Given task 1 —
Name every system that the passage on address-space randomization says also implements heap randomization.
Given task 2 —
According to the passage on address-space randomization, how many bits of real entropy does the mmap() base have?

Selected extract —
━━━
Note that the mmap() base has exactly 8 bits of randomization.  The
mmap() base can be over 9MiB (11 bits); but is always tied to the stack,
and thus not all of those 2304 positions can be reached in any given
state of the stack.  Because of this, the real entropy is always 8 bits.

Fedora Core, RHEL, and PaX also implement heap randomization.  Some
programs, notably Emacs, are very fragile when faced with this; most
work fine.

The main binary is not randomized; a very real attack is possible by
returning to code in the main executable which contains a call to the
desired function to exploit, such as system().  This requires more
complex instrumentation, but is very possible and nullifies security
gains from mmap() randomization.  This attack can be mitigated with
Position Independent Executables, discussed later.
━━━
Stored data —
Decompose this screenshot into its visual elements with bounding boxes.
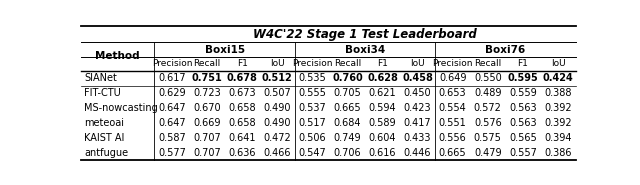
Text: Recall: Recall: [193, 59, 221, 68]
Text: 0.554: 0.554: [439, 103, 467, 113]
Text: 0.386: 0.386: [544, 148, 572, 158]
Text: 0.641: 0.641: [228, 133, 256, 143]
Text: 0.665: 0.665: [439, 148, 467, 158]
Text: 0.446: 0.446: [404, 148, 431, 158]
Text: 0.669: 0.669: [193, 118, 221, 128]
Text: KAIST AI: KAIST AI: [84, 133, 124, 143]
Text: FIT-CTU: FIT-CTU: [84, 88, 121, 98]
Text: 0.563: 0.563: [509, 118, 537, 128]
Text: 0.673: 0.673: [228, 88, 256, 98]
Text: 0.760: 0.760: [332, 73, 363, 83]
Text: W4C'22 Stage 1 Test Leaderboard: W4C'22 Stage 1 Test Leaderboard: [253, 28, 477, 41]
Text: 0.450: 0.450: [404, 88, 431, 98]
Text: F1: F1: [237, 59, 248, 68]
Text: 0.535: 0.535: [298, 73, 326, 83]
Text: 0.512: 0.512: [262, 73, 292, 83]
Text: 0.647: 0.647: [158, 103, 186, 113]
Text: 0.576: 0.576: [474, 118, 502, 128]
Text: 0.628: 0.628: [367, 73, 398, 83]
Text: 0.636: 0.636: [228, 148, 256, 158]
Text: 0.388: 0.388: [544, 88, 572, 98]
Text: Recall: Recall: [474, 59, 501, 68]
Text: antfugue: antfugue: [84, 148, 128, 158]
Text: 0.665: 0.665: [333, 103, 361, 113]
Text: 0.575: 0.575: [474, 133, 502, 143]
Text: 0.565: 0.565: [509, 133, 537, 143]
Text: 0.658: 0.658: [228, 118, 256, 128]
Text: 0.517: 0.517: [298, 118, 326, 128]
Text: 0.749: 0.749: [333, 133, 361, 143]
Text: 0.707: 0.707: [193, 148, 221, 158]
Text: IoU: IoU: [550, 59, 565, 68]
Text: 0.595: 0.595: [508, 73, 538, 83]
Text: 0.479: 0.479: [474, 148, 502, 158]
Text: 0.706: 0.706: [333, 148, 361, 158]
Text: 0.550: 0.550: [474, 73, 502, 83]
Text: 0.392: 0.392: [544, 103, 572, 113]
Text: Method: Method: [95, 51, 140, 61]
Text: 0.707: 0.707: [193, 133, 221, 143]
Text: 0.723: 0.723: [193, 88, 221, 98]
Text: 0.621: 0.621: [369, 88, 396, 98]
Text: Boxi15: Boxi15: [205, 45, 244, 55]
Text: 0.489: 0.489: [474, 88, 502, 98]
Text: 0.556: 0.556: [439, 133, 467, 143]
Text: 0.670: 0.670: [193, 103, 221, 113]
Text: 0.424: 0.424: [543, 73, 573, 83]
Text: 0.559: 0.559: [509, 88, 537, 98]
Text: 0.458: 0.458: [402, 73, 433, 83]
Text: 0.751: 0.751: [191, 73, 223, 83]
Text: 0.547: 0.547: [298, 148, 326, 158]
Text: 0.551: 0.551: [439, 118, 467, 128]
Text: 0.392: 0.392: [544, 118, 572, 128]
Text: Boxi76: Boxi76: [485, 45, 525, 55]
Text: IoU: IoU: [410, 59, 425, 68]
Text: 0.537: 0.537: [298, 103, 326, 113]
Text: Precision: Precision: [292, 59, 333, 68]
Text: MS-nowcasting: MS-nowcasting: [84, 103, 157, 113]
Text: 0.684: 0.684: [333, 118, 361, 128]
Text: 0.658: 0.658: [228, 103, 256, 113]
Text: 0.617: 0.617: [158, 73, 186, 83]
Text: 0.616: 0.616: [369, 148, 396, 158]
Text: 0.604: 0.604: [369, 133, 396, 143]
Text: 0.705: 0.705: [333, 88, 362, 98]
Text: SIANet: SIANet: [84, 73, 117, 83]
Text: 0.577: 0.577: [158, 148, 186, 158]
Text: 0.629: 0.629: [158, 88, 186, 98]
Text: F1: F1: [377, 59, 388, 68]
Text: Precision: Precision: [433, 59, 473, 68]
Text: 0.490: 0.490: [264, 103, 291, 113]
Text: 0.653: 0.653: [439, 88, 467, 98]
Text: 0.649: 0.649: [439, 73, 467, 83]
Text: 0.563: 0.563: [509, 103, 537, 113]
Text: 0.466: 0.466: [264, 148, 291, 158]
Text: meteoai: meteoai: [84, 118, 124, 128]
Text: 0.587: 0.587: [158, 133, 186, 143]
Text: 0.647: 0.647: [158, 118, 186, 128]
Text: Boxi34: Boxi34: [345, 45, 385, 55]
Text: F1: F1: [517, 59, 528, 68]
Text: 0.557: 0.557: [509, 148, 537, 158]
Text: 0.417: 0.417: [404, 118, 431, 128]
Text: 0.472: 0.472: [263, 133, 291, 143]
Text: 0.433: 0.433: [404, 133, 431, 143]
Text: IoU: IoU: [270, 59, 285, 68]
Text: 0.490: 0.490: [264, 118, 291, 128]
Text: Precision: Precision: [152, 59, 192, 68]
Text: 0.506: 0.506: [298, 133, 326, 143]
Text: 0.594: 0.594: [369, 103, 396, 113]
Text: 0.678: 0.678: [227, 73, 257, 83]
Text: 0.423: 0.423: [404, 103, 431, 113]
Text: 0.507: 0.507: [263, 88, 291, 98]
Text: Recall: Recall: [334, 59, 361, 68]
Text: 0.394: 0.394: [544, 133, 572, 143]
Text: 0.555: 0.555: [298, 88, 326, 98]
Text: 0.589: 0.589: [369, 118, 396, 128]
Text: 0.572: 0.572: [474, 103, 502, 113]
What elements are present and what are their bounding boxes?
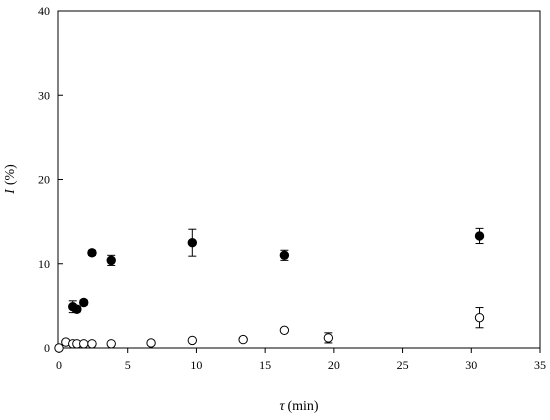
━━━
Exercise response 1 —
Fedora Core, RHEL, PaX

Exercise response 2 —
8 bits